## [DESCRIPTION OF THE TASK]
Quote the entries that follow exactly, leaving none out.

## [STORED ROWS]
— begin —

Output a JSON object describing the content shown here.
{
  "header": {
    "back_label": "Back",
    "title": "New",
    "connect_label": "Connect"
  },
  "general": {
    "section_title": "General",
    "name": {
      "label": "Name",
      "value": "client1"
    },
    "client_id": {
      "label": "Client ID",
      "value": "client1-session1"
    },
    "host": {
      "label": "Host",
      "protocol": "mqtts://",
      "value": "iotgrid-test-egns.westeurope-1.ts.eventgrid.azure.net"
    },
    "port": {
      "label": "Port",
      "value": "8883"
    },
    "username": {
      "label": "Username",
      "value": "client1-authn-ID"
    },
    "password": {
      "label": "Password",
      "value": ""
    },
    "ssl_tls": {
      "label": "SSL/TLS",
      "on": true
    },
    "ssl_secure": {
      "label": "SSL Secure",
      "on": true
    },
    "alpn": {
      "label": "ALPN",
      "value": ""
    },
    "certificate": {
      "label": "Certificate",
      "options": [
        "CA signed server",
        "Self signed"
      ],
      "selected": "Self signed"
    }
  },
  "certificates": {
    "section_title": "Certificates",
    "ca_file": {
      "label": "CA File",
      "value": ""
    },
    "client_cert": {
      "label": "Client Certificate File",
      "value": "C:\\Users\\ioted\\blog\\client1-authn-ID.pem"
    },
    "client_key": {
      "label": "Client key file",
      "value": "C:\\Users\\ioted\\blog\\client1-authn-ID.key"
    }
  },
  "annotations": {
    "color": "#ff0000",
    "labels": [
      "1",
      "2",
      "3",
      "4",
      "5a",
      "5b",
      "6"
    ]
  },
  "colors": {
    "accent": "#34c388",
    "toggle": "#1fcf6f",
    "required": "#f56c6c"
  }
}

— end —

## [ANSWER TO THE PROBLEM]
Output a JSON object describing the content shown here.
{
  "header": {
    "back_label": "Back",
    "title": "New",
    "connect_label": "Connect"
  },
  "general": {
    "section_title": "General",
    "name": {
      "label": "Name",
      "value": "client1"
    },
    "client_id": {
      "label": "Client ID",
      "value": "client1-session1"
    },
    "host": {
      "label": "Host",
      "protocol": "mqtts://",
      "value": "iotgrid-test-egns.westeurope-1.ts.eventgrid.azure.net"
    },
    "port": {
      "label": "Port",
      "value": "8883"
    },
    "username": {
      "label": "Username",
      "value": "client1-authn-ID"
    },
    "password": {
      "label": "Password",
      "value": ""
    },
    "ssl_tls": {
      "label": "SSL/TLS",
      "on": true
    },
    "ssl_secure": {
      "label": "SSL Secure",
      "on": true
    },
    "alpn": {
      "label": "ALPN",
      "value": ""
    },
    "certificate": {
      "label": "Certificate",
      "options": [
        "CA signed server",
        "Self signed"
      ],
      "selected": "Self signed"
    }
  },
  "certificates": {
    "section_title": "Certificates",
    "ca_file": {
      "label": "CA File",
      "value": ""
    },
    "client_cert": {
      "label": "Client Certificate File",
      "value": "C:\\Users\\ioted\\blog\\client1-authn-ID.pem"
    },
    "client_key": {
      "label": "Client key file",
      "value": "C:\\Users\\ioted\\blog\\client1-authn-ID.key"
    }
  },
  "annotations": {
    "color": "#ff0000",
    "labels": [
      "1",
      "2",
      "3",
      "4",
      "5a",
      "5b",
      "6"
    ]
  },
  "colors": {
    "accent": "#34c388",
    "toggle": "#1fcf6f",
    "required": "#f56c6c"
  }
}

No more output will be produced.